Dataset entries on figures
::::::::

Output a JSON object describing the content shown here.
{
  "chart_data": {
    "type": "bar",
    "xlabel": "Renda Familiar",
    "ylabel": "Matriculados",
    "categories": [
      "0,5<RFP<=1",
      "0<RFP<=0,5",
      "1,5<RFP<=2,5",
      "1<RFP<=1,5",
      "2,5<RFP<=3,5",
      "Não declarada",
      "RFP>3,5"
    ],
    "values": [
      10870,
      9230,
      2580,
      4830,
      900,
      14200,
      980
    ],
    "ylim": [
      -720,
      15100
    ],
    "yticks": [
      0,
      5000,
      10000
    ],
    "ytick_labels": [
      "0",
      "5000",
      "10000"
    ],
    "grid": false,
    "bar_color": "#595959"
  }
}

::::::::

*Short exercise*. Write out the full listing exactly as given.

*Exercise output*.
Output a JSON object describing the content shown here.
{
  "chart_data": {
    "type": "bar",
    "xlabel": "Renda Familiar",
    "ylabel": "Matriculados",
    "categories": [
      "0,5<RFP<=1",
      "0<RFP<=0,5",
      "1,5<RFP<=2,5",
      "1<RFP<=1,5",
      "2,5<RFP<=3,5",
      "Não declarada",
      "RFP>3,5"
    ],
    "values": [
      10870,
      9230,
      2580,
      4830,
      900,
      14200,
      980
    ],
    "ylim": [
      -720,
      15100
    ],
    "yticks": [
      0,
      5000,
      10000
    ],
    "ytick_labels": [
      "0",
      "5000",
      "10000"
    ],
    "grid": false,
    "bar_color": "#595959"
  }
}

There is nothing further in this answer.